## Kutipan untuk Dibaca
-.-.-
Namun demikian, krisis finansial global dan lumpuhnya sistem perbankan global yang
berlarut akan berdampak sangat negatif terhadap Indonesia, karena pembiayaan kegiatan
investasi di Indonesia (baik oleh pengusaha dalam maupun luar negeri) akan terus menciut,
penyerapan tenaga kerja melambat dan akibatnya daya beli masyarakat turun, yang akhirnya
akan menurunkan pertumbuhan ekonomi.

Dari sini kita tahu bahwa dampak krisis moneter di Amerika Serikat terhadap
perekonomian Indonesia tidak hanya pada melemahnya nilai tukar Rupiah, namun juga pada
berbagai sector lain yang lebih rumit. Berikut akan dijelaskan dengan singkat.

Rupiah Melemah

Akibat krisis moneter di Amerika Serikat, nilai tukar rupiah melemah dan sempat
menembus Rp 9.860 per USD. Di pasar antarbank, rupiah bahkan sempat menembus Rp
10.000 per USD. Pelemahan rupiah yang terjadi saat ini masih sejalan dengan beberapa mata
uang lainnya.

Berbeda dengan krisis 1997, BI kini juga telah mengetahui pencatatan valas perbankan.
-.-.-
## Ketentuan Soal
Tuliskan kembali seluruh kutipan tentang dampak krisis keuangan terhadap perekonomian Indonesia tanpa mengubah apa pun. Item di bawah ini diambil dari sumber yang berbeda.

(Item dari sumber data)
-.-.-
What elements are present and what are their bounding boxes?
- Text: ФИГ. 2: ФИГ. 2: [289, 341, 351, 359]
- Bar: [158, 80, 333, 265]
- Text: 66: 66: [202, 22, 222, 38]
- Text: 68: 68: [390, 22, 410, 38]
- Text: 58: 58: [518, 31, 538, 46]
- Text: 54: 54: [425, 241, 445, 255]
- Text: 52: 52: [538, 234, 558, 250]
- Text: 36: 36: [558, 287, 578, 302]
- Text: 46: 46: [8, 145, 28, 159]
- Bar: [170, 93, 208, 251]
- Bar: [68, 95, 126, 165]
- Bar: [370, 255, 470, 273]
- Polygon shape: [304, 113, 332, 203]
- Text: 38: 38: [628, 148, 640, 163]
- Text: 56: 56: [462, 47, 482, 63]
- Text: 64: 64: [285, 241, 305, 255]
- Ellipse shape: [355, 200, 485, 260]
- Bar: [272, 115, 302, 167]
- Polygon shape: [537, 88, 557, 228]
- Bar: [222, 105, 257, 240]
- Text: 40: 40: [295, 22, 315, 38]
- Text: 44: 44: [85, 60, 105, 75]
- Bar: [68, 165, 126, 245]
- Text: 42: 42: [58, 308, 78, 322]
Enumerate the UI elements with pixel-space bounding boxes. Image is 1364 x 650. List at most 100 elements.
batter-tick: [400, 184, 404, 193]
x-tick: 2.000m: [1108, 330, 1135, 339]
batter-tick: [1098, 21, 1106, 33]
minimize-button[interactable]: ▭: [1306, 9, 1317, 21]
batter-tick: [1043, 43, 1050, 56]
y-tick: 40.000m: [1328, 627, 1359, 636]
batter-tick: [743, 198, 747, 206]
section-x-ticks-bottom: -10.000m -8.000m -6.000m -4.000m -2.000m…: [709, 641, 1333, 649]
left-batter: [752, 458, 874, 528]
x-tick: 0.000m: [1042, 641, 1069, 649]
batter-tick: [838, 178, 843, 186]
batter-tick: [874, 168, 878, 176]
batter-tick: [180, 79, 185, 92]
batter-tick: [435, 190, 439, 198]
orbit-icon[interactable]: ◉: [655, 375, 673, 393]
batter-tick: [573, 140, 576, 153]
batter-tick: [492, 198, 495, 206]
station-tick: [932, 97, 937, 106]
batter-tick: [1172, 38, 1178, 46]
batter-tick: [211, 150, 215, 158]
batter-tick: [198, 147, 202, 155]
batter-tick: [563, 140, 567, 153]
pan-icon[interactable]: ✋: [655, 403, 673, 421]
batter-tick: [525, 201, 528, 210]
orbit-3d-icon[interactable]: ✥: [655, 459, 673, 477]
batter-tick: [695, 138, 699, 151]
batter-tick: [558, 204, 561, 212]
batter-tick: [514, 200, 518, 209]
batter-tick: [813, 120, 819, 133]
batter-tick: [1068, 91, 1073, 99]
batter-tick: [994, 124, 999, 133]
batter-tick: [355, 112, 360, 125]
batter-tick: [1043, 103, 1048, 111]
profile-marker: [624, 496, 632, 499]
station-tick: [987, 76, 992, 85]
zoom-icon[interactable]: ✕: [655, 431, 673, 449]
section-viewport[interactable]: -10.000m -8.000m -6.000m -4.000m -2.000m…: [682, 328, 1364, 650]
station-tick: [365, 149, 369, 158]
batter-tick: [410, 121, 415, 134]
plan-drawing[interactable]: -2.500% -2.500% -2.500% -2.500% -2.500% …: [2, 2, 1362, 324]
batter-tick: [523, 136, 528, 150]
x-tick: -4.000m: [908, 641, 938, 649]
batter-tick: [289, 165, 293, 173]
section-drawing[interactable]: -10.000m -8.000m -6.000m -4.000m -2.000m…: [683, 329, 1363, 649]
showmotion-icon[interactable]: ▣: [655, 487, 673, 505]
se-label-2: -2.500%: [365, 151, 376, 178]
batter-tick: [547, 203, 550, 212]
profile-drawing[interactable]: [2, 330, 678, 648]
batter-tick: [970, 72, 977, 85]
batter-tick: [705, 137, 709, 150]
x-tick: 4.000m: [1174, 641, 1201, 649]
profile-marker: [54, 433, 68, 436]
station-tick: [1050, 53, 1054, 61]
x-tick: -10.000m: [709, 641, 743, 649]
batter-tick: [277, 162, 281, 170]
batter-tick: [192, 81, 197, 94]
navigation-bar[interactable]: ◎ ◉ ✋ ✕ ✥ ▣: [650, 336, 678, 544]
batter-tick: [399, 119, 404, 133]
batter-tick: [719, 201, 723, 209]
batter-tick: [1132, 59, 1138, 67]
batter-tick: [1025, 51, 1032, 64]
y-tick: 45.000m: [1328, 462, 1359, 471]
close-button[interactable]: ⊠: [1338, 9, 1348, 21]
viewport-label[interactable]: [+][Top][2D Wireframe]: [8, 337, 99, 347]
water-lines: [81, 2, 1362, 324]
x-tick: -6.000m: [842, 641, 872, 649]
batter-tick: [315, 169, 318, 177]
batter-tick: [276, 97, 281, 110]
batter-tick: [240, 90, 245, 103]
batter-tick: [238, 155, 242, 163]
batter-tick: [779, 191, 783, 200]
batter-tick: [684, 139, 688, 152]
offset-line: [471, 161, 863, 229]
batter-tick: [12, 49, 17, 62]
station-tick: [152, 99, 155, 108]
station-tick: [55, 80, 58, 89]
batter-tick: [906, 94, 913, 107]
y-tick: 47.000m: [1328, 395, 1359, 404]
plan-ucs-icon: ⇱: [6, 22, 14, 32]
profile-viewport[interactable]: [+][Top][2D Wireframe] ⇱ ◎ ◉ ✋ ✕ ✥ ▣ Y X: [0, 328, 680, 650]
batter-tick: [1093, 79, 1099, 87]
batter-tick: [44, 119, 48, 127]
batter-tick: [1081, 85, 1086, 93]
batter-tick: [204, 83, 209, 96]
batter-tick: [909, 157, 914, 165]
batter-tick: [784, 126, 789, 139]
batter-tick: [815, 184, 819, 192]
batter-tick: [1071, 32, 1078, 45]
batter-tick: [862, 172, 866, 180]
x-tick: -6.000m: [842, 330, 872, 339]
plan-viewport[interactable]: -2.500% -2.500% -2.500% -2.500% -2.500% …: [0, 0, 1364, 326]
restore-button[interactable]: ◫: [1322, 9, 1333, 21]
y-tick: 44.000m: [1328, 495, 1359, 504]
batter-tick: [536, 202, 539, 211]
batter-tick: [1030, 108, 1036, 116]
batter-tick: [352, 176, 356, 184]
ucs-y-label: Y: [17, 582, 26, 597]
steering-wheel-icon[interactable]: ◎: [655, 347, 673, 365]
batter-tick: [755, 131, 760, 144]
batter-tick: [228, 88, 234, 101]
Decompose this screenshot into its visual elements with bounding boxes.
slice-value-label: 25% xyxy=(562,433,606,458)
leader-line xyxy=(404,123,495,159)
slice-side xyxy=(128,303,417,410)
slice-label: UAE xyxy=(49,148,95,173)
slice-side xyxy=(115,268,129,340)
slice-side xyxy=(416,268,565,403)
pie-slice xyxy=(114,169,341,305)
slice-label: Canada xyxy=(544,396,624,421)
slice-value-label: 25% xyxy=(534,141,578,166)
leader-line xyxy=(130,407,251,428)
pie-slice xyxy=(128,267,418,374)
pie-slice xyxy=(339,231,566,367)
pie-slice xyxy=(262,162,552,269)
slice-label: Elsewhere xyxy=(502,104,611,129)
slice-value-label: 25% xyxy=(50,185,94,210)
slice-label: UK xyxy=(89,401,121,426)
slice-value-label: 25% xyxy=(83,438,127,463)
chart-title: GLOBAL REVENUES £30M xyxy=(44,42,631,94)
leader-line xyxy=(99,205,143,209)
-.-.-
## Jawaban Soal
Namun demikian, krisis finansial global dan lumpuhnya sistem perbankan global yang
berlarut akan berdampak sangat negatif terhadap Indonesia, karena pembiayaan kegiatan
investasi di Indonesia (baik oleh pengusaha dalam maupun luar negeri) akan terus menciut,
penyerapan tenaga kerja melambat dan akibatnya daya beli masyarakat turun, yang akhirnya
akan menurunkan pertumbuhan ekonomi.

Dari sini kita tahu bahwa dampak krisis moneter di Amerika Serikat terhadap
perekonomian Indonesia tidak hanya pada melemahnya nilai tukar Rupiah, namun juga pada
berbagai sector lain yang lebih rumit. Berikut akan dijelaskan dengan singkat.

Rupiah Melemah

Akibat krisis moneter di Amerika Serikat, nilai tukar rupiah melemah dan sempat
menembus Rp 9.860 per USD. Di pasar antarbank, rupiah bahkan sempat menembus Rp
10.000 per USD. Pelemahan rupiah yang terjadi saat ini masih sejalan dengan beberapa mata
uang lainnya.

Berbeda dengan krisis 1997, BI kini juga telah mengetahui pencatatan valas perbankan.